◆ To do: Scan the lines below for the string "редакции" and copy every one that has it.

Dataset items:
______________________________
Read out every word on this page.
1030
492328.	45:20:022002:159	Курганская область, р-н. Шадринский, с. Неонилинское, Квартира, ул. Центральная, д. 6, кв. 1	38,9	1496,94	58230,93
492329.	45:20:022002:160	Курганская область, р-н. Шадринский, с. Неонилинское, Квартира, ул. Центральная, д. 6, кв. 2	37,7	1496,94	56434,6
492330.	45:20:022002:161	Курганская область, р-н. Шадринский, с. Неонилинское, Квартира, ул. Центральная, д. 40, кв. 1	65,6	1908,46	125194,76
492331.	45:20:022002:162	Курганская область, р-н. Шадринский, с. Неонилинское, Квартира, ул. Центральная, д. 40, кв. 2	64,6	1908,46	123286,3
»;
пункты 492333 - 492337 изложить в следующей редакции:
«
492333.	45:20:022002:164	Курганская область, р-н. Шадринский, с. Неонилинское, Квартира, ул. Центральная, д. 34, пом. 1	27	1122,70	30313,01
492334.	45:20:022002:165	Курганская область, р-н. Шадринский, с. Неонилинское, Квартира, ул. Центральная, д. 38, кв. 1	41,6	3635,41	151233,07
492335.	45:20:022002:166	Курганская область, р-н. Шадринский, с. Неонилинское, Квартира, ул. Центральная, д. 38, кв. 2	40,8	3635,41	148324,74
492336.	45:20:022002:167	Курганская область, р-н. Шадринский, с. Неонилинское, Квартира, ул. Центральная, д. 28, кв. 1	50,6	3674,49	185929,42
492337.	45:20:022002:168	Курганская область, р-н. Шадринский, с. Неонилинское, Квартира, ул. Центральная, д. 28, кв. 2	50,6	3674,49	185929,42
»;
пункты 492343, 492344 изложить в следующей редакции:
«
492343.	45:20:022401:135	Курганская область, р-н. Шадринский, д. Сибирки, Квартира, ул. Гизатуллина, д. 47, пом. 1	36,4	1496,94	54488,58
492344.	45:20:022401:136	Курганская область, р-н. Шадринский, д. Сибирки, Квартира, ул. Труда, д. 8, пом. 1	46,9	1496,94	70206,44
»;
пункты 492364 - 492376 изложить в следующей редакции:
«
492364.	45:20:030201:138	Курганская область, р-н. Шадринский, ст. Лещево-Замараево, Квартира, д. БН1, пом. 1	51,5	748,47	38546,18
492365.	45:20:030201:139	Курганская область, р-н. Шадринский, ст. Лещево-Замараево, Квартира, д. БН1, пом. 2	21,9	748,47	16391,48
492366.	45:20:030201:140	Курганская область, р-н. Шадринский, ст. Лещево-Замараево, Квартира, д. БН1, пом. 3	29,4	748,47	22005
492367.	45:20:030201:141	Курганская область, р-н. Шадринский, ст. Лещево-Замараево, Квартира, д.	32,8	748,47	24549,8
______________________________
◆ Answer in full:
пункты 492333 - 492337 изложить в следующей редакции:
пункты 492343, 492344 изложить в следующей редакции:
пункты 492364 - 492376 изложить в следующей редакции:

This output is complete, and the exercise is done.